**Problem description:** Transcribe all of the material below word for word and leave out its pictures.

**Data excerpts:**
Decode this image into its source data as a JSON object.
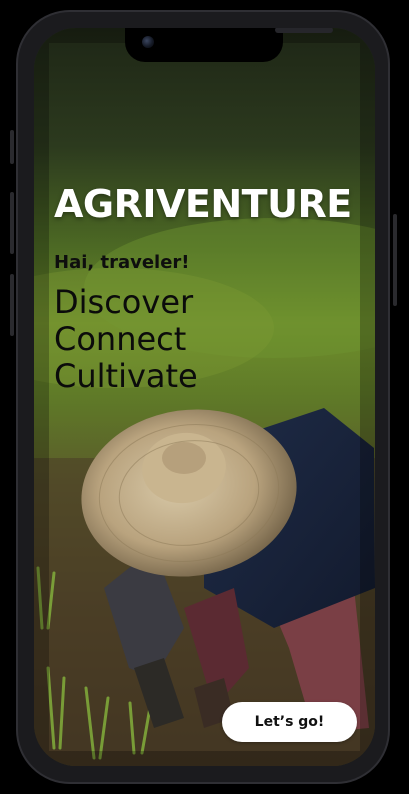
{
  "app": {
    "title": "AGRIVENTURE",
    "greeting": "Hai, traveler!",
    "tagline": [
      "Discover",
      "Connect",
      "Cultivate"
    ]
  },
  "cta": {
    "label": "Let’s go!"
  },
  "hero_image": {
    "subject": "farmer-planting-rice"
  },
  "colors": {
    "title_text": "#ffffff",
    "tagline_text": "#0b0b0b",
    "button_bg": "#ffffff",
    "button_text": "#111111",
    "frame": "#1b1b1e"
  }
}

**The result:**
Decode this image into its source data as a JSON object.
{
  "app": {
    "title": "AGRIVENTURE",
    "greeting": "Hai, traveler!",
    "tagline": [
      "Discover",
      "Connect",
      "Cultivate"
    ]
  },
  "cta": {
    "label": "Let’s go!"
  },
  "hero_image": {
    "subject": "farmer-planting-rice"
  },
  "colors": {
    "title_text": "#ffffff",
    "tagline_text": "#0b0b0b",
    "button_bg": "#ffffff",
    "button_text": "#111111",
    "frame": "#1b1b1e"
  }
}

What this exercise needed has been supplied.